#### Exercise
Write out only the tail of the records, beginning at the line containing "Read this page and output its text content." and including the last line, exactly as written.
:: Material to process
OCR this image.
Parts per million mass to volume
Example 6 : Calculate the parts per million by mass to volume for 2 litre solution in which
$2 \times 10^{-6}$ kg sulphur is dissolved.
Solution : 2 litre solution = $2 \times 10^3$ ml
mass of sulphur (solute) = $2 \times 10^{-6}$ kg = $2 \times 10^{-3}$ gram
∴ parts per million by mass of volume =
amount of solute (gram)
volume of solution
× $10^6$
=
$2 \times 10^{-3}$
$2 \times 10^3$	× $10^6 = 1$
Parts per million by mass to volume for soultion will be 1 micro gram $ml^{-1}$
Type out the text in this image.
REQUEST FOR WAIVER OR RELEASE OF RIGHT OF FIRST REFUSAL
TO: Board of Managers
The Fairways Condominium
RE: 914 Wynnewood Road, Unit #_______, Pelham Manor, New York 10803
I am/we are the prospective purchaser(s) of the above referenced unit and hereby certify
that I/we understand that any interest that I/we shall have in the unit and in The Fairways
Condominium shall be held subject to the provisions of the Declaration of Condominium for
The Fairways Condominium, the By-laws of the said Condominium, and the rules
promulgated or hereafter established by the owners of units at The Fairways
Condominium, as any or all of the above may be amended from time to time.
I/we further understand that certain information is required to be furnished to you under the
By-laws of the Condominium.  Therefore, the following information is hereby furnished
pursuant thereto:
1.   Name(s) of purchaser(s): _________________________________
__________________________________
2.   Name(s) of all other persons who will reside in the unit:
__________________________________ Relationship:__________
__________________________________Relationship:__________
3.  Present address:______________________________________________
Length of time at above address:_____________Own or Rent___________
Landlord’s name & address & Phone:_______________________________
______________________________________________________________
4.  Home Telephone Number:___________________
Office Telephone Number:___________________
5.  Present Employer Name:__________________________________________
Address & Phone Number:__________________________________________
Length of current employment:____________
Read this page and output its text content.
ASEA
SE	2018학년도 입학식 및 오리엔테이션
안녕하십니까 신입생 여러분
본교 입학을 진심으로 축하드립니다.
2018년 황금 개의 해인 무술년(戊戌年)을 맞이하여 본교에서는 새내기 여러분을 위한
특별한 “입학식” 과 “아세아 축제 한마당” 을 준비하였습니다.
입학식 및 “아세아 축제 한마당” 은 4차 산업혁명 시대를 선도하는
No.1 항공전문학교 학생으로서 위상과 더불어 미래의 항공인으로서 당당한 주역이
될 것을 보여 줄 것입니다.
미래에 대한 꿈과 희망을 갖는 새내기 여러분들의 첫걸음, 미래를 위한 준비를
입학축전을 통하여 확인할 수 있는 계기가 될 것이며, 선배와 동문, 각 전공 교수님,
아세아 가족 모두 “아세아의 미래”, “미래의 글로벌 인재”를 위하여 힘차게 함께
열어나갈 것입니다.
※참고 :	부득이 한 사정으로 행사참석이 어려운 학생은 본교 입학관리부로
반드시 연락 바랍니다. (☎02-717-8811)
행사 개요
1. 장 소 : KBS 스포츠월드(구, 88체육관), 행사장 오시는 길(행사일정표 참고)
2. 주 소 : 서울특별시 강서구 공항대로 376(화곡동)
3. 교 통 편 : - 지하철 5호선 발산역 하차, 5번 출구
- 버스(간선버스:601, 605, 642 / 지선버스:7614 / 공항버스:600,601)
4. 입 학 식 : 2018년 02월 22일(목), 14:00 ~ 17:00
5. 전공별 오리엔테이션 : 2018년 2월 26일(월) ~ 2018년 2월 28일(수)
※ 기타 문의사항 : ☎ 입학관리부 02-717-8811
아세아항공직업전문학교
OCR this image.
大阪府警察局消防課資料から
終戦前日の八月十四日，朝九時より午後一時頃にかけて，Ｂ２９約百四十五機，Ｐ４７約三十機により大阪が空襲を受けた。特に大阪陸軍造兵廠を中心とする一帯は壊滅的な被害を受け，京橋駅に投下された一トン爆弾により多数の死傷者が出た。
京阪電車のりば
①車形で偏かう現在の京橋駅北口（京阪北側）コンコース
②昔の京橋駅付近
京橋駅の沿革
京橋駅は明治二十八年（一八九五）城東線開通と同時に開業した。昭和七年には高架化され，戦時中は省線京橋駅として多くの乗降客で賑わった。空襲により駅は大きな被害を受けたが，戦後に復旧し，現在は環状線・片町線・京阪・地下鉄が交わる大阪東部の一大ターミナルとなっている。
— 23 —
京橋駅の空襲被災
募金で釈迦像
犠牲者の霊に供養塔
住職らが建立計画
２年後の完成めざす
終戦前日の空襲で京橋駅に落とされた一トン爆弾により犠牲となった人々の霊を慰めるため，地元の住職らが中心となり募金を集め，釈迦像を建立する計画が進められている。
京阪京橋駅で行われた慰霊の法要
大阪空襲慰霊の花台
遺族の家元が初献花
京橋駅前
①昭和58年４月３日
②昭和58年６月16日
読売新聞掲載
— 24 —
::::
#### Reply
Read this page and output its text content.
ASEA
SE	2018학년도 입학식 및 오리엔테이션
안녕하십니까 신입생 여러분
본교 입학을 진심으로 축하드립니다.
2018년 황금 개의 해인 무술년(戊戌年)을 맞이하여 본교에서는 새내기 여러분을 위한
특별한 “입학식” 과 “아세아 축제 한마당” 을 준비하였습니다.
입학식 및 “아세아 축제 한마당” 은 4차 산업혁명 시대를 선도하는
No.1 항공전문학교 학생으로서 위상과 더불어 미래의 항공인으로서 당당한 주역이
될 것을 보여 줄 것입니다.
미래에 대한 꿈과 희망을 갖는 새내기 여러분들의 첫걸음, 미래를 위한 준비를
입학축전을 통하여 확인할 수 있는 계기가 될 것이며, 선배와 동문, 각 전공 교수님,
아세아 가족 모두 “아세아의 미래”, “미래의 글로벌 인재”를 위하여 힘차게 함께
열어나갈 것입니다.
※참고 :	부득이 한 사정으로 행사참석이 어려운 학생은 본교 입학관리부로
반드시 연락 바랍니다. (☎02-717-8811)
행사 개요
1. 장 소 : KBS 스포츠월드(구, 88체육관), 행사장 오시는 길(행사일정표 참고)
2. 주 소 : 서울특별시 강서구 공항대로 376(화곡동)
3. 교 통 편 : - 지하철 5호선 발산역 하차, 5번 출구
- 버스(간선버스:601, 605, 642 / 지선버스:7614 / 공항버스:600,601)
4. 입 학 식 : 2018년 02월 22일(목), 14:00 ~ 17:00
5. 전공별 오리엔테이션 : 2018년 2월 26일(월) ~ 2018년 2월 28일(수)
※ 기타 문의사항 : ☎ 입학관리부 02-717-8811
아세아항공직업전문학교
OCR this image.
大阪府警察局消防課資料から
終戦前日の八月十四日，朝九時より午後一時頃にかけて，Ｂ２９約百四十五機，Ｐ４７約三十機により大阪が空襲を受けた。特に大阪陸軍造兵廠を中心とする一帯は壊滅的な被害を受け，京橋駅に投下された一トン爆弾により多数の死傷者が出た。
京阪電車のりば
①車形で偏かう現在の京橋駅北口（京阪北側）コンコース
②昔の京橋駅付近
京橋駅の沿革
京橋駅は明治二十八年（一八九五）城東線開通と同時に開業した。昭和七年には高架化され，戦時中は省線京橋駅として多くの乗降客で賑わった。空襲により駅は大きな被害を受けたが，戦後に復旧し，現在は環状線・片町線・京阪・地下鉄が交わる大阪東部の一大ターミナルとなっている。
— 23 —
京橋駅の空襲被災
募金で釈迦像
犠牲者の霊に供養塔
住職らが建立計画
２年後の完成めざす
終戦前日の空襲で京橋駅に落とされた一トン爆弾により犠牲となった人々の霊を慰めるため，地元の住職らが中心となり募金を集め，釈迦像を建立する計画が進められている。
京阪京橋駅で行われた慰霊の法要
大阪空襲慰霊の花台
遺族の家元が初献花
京橋駅前
①昭和58年４月３日
②昭和58年６月16日
読売新聞掲載
— 24 —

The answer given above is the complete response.